==== 文章

通过命令 CREATE EXTENSION,加载pg_available_extensions视图里的扩展到数据库中。执行成功,即可直接使用。
相关命令介绍详见:http://docs-cn.greenplum.org/v6/ref_guide/sql_commands/CREATE_EXTENSION.html#topic1

CREATE EXTENSION [ IF NOT EXISTS ] extension_name
  [ WITH ] [ SCHEMA schema_name ]
           [ VERSION version ]
           [ FROM old_version ]
           [ CASCADE ]
           
示例:
CREATE EXTENSION fuzzystrmatch;

安装外部插件

需要先下载扩展包,解压到gp数据库的扩展包目录下,执行编译脚本。安装成功后,在可用插件中就可以看到该插件信息。接下来通过CREATE EXTENSION加装插件(过程同上),就完成了。

下载扩展包

如果扩展在未在视图pg_available_extension_versions中找到,就得先进行插件安装。GP团队已收集了常用的插件(实际就是PostgreSQL的扩展插件),统一维护在gp源码包中。可以通过下载源码包获得需要的插件,或单独下载需要的三方扩展包。以模糊查询 pg_trgm插件为例。

========

> 任务说明
1. 按文章所述,GP团队收集的常用插件统一维护在哪里?
2. 将文章中以“需要先下载扩展包,解压到gp”开头、以“询 pg_trgm插件为例。”结尾的部分逐字抄录下来。

==== 数据列表

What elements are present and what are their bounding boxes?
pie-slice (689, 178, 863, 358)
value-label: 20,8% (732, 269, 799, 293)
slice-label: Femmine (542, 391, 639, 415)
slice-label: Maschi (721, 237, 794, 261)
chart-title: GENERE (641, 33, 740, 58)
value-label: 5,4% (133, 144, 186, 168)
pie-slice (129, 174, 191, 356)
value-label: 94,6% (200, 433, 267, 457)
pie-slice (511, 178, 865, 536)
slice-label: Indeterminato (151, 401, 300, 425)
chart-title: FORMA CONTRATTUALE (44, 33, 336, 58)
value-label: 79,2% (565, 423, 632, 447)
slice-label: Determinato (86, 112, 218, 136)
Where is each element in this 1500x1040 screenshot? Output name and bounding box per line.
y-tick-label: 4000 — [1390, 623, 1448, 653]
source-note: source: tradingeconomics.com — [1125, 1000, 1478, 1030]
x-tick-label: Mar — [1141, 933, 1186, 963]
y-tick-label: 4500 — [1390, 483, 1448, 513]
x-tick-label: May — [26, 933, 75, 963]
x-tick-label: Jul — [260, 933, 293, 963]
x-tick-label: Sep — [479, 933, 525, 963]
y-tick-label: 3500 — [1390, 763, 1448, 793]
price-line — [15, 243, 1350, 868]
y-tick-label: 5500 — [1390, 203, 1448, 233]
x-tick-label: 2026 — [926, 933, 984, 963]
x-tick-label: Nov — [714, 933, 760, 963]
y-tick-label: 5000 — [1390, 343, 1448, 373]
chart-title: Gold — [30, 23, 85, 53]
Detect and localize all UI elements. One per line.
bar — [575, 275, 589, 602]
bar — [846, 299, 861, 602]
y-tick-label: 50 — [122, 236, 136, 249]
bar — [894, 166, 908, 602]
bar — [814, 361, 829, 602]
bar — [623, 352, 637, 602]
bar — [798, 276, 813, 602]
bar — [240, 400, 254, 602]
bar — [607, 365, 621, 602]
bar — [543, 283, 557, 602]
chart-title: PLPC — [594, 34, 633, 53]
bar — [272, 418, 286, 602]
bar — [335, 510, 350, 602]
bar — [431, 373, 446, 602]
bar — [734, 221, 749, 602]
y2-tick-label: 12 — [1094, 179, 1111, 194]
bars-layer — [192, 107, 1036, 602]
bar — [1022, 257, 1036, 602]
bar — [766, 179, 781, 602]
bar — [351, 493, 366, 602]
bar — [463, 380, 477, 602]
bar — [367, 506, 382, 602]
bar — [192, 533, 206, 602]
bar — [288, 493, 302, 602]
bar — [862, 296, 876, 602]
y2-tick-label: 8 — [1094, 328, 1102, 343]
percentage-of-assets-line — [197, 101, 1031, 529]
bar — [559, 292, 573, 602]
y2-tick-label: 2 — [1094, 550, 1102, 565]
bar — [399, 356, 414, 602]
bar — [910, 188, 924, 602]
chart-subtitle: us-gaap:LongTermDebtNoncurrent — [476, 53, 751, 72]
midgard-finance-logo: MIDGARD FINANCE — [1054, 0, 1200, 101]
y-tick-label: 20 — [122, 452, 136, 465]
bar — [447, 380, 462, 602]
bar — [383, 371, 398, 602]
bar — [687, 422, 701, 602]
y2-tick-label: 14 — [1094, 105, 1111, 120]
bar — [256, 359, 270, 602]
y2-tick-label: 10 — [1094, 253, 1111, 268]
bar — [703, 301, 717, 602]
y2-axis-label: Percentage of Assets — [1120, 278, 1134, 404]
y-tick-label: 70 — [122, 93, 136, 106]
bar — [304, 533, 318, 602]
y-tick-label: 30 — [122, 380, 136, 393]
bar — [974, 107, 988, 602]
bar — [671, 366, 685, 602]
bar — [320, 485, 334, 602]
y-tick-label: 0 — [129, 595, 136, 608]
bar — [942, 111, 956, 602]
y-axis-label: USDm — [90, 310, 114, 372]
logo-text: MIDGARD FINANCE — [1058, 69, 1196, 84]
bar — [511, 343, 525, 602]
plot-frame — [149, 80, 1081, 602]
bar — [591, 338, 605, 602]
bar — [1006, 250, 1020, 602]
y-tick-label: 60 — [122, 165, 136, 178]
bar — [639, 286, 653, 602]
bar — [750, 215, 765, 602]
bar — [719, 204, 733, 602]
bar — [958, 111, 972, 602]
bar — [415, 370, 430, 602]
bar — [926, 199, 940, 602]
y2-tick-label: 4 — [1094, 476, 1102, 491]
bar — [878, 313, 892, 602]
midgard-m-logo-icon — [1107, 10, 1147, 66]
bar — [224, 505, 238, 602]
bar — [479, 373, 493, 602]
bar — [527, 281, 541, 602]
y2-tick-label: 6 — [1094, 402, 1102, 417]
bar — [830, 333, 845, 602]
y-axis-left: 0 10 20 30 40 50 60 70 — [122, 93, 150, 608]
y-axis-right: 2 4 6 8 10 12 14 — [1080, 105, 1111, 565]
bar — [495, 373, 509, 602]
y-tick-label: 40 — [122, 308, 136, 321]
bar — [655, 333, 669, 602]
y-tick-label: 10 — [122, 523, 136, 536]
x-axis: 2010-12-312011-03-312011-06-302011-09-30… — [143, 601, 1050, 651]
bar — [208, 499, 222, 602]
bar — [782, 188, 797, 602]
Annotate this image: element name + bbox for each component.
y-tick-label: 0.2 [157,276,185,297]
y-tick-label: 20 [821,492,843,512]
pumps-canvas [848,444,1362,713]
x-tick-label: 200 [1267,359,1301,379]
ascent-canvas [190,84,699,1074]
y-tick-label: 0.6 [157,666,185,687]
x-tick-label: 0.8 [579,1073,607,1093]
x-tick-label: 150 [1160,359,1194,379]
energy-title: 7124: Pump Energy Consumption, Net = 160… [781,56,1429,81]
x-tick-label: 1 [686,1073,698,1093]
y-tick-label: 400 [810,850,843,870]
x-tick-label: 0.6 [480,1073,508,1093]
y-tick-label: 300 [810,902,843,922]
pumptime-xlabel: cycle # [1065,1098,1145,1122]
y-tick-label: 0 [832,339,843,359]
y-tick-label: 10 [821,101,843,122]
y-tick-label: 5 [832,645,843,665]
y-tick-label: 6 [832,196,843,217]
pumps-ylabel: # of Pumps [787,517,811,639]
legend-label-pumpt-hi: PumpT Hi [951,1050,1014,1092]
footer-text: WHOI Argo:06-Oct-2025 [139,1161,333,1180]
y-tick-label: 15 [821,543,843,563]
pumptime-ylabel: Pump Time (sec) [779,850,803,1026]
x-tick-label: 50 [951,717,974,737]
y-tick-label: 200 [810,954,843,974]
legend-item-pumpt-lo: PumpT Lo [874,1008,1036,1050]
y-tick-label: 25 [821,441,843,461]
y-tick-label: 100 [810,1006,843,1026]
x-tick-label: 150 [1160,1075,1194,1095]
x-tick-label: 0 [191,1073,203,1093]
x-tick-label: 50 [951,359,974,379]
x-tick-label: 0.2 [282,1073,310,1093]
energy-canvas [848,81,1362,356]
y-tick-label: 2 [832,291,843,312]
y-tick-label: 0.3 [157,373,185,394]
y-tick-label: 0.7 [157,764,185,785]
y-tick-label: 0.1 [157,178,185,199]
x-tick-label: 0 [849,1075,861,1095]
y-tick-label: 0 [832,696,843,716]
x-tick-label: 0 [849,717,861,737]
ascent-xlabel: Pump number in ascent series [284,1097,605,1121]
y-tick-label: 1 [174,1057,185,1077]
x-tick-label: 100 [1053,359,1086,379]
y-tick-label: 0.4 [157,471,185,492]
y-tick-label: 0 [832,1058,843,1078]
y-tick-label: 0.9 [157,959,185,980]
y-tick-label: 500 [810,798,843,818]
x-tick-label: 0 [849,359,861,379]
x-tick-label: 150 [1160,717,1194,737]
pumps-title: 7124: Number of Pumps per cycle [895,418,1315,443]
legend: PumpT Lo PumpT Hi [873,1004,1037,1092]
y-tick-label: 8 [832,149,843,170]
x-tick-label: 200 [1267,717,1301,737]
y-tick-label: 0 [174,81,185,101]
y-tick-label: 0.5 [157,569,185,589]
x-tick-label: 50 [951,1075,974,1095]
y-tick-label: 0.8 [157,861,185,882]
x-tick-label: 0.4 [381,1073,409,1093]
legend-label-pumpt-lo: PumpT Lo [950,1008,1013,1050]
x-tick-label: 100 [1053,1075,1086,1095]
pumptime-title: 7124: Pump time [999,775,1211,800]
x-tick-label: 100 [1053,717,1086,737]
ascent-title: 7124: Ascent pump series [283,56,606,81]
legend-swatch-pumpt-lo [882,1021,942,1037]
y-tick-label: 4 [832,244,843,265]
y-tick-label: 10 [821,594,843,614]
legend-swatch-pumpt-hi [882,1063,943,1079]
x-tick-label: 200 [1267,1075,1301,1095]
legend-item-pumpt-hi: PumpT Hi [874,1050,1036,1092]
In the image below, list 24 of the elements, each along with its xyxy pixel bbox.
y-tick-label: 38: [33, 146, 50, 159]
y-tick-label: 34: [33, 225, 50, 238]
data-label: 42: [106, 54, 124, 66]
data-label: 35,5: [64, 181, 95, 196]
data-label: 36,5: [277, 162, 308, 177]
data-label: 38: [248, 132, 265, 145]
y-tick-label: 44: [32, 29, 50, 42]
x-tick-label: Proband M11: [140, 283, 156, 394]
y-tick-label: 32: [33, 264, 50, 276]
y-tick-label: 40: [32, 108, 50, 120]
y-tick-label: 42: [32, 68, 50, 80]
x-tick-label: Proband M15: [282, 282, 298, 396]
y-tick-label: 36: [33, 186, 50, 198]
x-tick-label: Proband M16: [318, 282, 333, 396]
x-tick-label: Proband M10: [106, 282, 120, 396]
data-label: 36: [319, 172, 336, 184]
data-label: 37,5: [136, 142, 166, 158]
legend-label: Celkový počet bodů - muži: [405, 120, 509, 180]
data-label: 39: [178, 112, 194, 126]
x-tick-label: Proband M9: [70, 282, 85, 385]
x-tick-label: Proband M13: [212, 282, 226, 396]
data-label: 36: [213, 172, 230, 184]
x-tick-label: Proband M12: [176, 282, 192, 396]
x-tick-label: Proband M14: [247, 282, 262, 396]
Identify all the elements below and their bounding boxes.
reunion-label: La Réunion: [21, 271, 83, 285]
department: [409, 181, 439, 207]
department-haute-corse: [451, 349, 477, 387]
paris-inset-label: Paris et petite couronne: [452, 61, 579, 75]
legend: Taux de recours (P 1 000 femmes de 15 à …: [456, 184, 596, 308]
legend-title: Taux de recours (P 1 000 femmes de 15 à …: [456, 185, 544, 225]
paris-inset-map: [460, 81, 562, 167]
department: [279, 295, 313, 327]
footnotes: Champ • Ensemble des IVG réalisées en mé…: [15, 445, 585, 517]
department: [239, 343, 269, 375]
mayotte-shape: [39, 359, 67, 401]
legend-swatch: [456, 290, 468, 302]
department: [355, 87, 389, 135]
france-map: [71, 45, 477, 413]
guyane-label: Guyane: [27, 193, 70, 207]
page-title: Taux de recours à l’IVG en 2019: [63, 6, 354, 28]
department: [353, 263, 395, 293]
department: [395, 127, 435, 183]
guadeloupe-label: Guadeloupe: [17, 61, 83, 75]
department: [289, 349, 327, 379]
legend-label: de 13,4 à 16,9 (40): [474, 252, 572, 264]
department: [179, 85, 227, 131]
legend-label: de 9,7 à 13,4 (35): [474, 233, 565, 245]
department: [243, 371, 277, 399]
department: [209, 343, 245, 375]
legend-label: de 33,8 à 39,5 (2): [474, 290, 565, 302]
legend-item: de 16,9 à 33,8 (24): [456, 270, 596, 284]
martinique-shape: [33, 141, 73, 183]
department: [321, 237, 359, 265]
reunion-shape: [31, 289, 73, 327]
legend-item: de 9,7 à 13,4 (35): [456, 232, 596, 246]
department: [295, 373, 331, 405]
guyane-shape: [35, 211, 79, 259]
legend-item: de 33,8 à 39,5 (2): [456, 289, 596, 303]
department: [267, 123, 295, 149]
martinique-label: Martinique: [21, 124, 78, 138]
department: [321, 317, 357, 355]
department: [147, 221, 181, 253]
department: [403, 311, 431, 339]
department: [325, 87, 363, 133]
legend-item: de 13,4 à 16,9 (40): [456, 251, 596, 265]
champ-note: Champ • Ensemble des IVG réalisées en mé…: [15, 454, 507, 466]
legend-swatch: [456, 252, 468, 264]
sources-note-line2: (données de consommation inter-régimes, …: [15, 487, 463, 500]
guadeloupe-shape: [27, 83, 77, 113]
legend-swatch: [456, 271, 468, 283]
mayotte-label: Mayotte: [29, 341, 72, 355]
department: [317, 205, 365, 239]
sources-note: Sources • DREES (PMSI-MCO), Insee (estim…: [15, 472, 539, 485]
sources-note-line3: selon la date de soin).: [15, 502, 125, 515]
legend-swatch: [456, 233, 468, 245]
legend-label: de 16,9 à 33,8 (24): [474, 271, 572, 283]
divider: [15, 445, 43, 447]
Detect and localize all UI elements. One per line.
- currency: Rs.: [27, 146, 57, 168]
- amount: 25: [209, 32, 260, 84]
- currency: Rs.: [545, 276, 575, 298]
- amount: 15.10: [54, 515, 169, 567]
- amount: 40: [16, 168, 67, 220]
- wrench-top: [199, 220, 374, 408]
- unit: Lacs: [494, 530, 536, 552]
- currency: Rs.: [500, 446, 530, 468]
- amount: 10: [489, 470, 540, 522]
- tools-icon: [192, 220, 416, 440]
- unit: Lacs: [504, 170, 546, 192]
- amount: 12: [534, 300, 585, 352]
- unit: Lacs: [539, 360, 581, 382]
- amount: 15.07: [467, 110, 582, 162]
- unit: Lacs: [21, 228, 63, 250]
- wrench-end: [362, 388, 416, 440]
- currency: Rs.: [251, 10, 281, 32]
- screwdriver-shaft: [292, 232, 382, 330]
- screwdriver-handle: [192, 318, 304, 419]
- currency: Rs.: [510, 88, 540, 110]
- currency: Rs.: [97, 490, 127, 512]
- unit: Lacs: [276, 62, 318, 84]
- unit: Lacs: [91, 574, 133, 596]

========

> 依次作答
1. 统一维护在gp源码包中。

2.
需要先下载扩展包,解压到gp数据库的扩展包目录下,执行编译脚本。安装成功后,在可用插件中就可以看到该插件信息。接下来通过CREATE EXTENSION加装插件(过程同上),就完成了。

下载扩展包

如果扩展在未在视图pg_available_extension_versions中找到,就得先进行插件安装。GP团队已收集了常用的插件(实际就是PostgreSQL的扩展插件),统一维护在gp源码包中。可以通过下载源码包获得需要的插件,或单独下载需要的三方扩展包。以模糊查询 pg_trgm插件为例。